Problem to work on
Keep only the lines of the listing that include the word "Erak", and copy them.

Information shown
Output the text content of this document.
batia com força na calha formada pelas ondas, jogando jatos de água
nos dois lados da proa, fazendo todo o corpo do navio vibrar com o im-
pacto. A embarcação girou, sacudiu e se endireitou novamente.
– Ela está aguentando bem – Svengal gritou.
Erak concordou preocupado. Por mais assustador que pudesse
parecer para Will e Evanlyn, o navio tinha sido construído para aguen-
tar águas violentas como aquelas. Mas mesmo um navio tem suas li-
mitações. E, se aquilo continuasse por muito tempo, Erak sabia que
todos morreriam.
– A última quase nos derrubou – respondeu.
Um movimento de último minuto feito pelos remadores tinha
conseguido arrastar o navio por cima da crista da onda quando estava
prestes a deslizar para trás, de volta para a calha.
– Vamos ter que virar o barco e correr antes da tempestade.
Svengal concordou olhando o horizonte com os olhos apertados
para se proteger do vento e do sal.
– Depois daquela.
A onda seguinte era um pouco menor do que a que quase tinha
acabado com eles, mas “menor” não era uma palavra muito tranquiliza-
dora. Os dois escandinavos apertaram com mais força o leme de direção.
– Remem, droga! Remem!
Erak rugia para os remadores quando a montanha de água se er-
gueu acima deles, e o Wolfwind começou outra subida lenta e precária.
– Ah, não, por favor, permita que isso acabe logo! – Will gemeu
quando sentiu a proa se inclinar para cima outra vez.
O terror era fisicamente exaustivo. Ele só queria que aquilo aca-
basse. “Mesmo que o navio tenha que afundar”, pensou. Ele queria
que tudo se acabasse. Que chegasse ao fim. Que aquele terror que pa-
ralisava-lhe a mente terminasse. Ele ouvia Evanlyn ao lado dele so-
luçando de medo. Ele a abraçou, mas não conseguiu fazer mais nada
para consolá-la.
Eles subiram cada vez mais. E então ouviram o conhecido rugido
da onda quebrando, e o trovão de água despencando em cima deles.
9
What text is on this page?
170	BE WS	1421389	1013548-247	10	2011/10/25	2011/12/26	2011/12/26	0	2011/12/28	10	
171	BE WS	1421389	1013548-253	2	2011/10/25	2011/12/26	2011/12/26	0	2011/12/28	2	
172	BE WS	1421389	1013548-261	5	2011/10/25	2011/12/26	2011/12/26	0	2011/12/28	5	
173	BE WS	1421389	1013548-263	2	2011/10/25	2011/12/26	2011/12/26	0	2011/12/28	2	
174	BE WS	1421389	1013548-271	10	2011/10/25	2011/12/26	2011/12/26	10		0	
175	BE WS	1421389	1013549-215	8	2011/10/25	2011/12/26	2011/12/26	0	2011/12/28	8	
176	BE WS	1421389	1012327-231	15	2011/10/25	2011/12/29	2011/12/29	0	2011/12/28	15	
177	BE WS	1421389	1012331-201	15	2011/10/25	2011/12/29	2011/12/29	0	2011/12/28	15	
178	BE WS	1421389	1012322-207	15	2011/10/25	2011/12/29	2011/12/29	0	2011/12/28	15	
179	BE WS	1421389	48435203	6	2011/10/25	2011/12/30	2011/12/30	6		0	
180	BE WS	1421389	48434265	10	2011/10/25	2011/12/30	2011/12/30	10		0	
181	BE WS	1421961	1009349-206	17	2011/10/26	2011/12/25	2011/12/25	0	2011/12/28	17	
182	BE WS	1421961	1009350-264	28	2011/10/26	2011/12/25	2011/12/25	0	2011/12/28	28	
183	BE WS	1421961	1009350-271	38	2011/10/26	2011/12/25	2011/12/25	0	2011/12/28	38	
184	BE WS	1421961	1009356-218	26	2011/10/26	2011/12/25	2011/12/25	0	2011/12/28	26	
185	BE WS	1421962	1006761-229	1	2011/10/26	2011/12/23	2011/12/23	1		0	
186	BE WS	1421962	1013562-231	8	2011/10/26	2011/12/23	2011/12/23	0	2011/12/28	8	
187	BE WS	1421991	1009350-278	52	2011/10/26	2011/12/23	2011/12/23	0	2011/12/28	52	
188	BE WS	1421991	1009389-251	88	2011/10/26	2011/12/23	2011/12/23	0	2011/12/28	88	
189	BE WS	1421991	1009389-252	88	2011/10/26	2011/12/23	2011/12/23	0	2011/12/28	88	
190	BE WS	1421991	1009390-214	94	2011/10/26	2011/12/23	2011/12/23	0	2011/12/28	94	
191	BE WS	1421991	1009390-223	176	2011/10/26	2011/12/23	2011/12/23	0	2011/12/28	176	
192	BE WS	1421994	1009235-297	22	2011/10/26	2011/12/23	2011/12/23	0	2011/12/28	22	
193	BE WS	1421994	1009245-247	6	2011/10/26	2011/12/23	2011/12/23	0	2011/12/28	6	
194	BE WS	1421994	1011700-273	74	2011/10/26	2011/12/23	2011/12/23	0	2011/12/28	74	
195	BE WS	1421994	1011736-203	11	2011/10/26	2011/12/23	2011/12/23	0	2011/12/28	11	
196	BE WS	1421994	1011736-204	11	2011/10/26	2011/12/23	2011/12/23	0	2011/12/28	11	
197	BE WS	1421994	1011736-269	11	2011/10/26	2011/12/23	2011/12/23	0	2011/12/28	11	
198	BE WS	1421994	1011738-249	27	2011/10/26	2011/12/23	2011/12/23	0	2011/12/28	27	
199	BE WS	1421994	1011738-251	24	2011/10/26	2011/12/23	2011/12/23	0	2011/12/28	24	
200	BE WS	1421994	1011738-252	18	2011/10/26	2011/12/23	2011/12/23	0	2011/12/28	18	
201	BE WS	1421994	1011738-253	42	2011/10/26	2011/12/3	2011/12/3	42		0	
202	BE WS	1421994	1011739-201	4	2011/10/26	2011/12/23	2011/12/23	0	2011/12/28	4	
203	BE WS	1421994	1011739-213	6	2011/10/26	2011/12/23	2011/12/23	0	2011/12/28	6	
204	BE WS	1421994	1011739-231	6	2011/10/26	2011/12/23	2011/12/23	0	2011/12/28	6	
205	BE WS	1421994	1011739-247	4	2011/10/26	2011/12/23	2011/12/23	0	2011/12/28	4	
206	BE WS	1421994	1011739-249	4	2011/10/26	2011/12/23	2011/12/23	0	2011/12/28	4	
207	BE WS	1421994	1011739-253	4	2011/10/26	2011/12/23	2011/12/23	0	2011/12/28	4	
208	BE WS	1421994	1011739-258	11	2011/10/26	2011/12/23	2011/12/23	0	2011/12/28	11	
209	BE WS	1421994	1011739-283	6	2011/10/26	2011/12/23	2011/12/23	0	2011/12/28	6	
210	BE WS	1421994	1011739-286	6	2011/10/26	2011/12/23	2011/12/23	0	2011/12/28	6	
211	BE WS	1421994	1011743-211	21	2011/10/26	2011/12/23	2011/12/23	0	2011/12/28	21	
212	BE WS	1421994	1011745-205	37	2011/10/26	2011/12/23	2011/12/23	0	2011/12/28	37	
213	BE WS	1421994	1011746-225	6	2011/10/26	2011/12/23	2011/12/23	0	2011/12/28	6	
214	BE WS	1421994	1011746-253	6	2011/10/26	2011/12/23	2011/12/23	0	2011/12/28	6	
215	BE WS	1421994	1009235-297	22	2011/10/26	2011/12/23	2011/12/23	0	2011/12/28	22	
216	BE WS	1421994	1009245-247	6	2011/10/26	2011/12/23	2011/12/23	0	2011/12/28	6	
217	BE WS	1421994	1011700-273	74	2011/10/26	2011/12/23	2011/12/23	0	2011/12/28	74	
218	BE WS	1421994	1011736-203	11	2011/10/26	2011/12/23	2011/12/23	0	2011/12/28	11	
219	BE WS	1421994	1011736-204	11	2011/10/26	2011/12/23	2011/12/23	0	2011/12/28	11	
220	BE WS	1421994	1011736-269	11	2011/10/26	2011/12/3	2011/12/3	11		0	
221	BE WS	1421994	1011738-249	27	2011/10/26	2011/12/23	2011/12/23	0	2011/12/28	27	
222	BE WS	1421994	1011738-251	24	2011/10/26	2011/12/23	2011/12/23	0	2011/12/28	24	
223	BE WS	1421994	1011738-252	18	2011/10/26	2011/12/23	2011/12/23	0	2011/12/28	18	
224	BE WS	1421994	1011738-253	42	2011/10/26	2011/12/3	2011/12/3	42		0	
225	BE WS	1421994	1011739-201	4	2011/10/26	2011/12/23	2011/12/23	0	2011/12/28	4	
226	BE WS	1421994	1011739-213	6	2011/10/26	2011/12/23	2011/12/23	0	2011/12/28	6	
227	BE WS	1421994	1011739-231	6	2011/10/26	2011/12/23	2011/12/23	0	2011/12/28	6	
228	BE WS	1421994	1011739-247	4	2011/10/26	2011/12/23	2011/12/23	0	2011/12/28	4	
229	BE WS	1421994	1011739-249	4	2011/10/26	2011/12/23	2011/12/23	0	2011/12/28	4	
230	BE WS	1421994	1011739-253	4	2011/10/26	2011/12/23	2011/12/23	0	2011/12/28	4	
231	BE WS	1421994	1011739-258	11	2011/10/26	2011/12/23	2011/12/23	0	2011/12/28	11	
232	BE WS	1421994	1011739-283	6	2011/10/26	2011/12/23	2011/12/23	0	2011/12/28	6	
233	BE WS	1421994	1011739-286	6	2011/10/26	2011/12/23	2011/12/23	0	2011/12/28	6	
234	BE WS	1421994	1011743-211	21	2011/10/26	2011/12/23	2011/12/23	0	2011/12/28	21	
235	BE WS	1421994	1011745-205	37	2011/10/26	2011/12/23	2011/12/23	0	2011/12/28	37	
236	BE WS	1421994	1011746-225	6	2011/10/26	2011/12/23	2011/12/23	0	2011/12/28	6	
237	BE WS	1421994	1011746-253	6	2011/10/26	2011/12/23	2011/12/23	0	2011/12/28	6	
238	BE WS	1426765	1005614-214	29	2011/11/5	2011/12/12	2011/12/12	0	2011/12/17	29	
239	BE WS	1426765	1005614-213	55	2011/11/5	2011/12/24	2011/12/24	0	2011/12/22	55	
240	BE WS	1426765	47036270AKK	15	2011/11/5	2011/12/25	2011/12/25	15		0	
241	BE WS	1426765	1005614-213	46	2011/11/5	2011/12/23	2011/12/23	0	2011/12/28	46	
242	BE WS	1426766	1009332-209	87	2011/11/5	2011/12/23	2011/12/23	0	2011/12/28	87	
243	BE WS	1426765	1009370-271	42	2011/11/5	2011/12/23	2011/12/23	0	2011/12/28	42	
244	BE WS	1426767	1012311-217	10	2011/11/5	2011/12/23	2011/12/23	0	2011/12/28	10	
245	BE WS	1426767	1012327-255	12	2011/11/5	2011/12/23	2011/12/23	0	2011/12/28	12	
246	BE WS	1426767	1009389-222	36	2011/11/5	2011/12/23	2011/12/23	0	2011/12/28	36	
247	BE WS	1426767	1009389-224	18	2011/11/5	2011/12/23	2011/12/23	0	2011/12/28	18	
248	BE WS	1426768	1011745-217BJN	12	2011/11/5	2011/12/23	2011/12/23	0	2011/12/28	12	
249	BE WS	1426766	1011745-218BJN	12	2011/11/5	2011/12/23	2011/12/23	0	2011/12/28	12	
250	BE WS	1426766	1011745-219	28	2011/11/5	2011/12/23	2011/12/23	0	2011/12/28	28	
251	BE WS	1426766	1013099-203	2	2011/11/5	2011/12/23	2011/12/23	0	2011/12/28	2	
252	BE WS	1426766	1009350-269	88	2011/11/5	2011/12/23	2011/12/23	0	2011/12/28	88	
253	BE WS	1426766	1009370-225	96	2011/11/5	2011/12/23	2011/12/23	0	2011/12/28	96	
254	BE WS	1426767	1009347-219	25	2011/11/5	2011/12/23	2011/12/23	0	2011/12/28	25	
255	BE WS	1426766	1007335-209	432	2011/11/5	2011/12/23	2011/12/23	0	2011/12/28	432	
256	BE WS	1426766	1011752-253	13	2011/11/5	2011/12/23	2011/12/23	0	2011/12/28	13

Expected answer
Erak concordou preocupado. Por mais assustador que pudesse
mitações. E, se aquilo continuasse por muito tempo, Erak sabia que
Erak rugia para os remadores quando a montanha de água se er-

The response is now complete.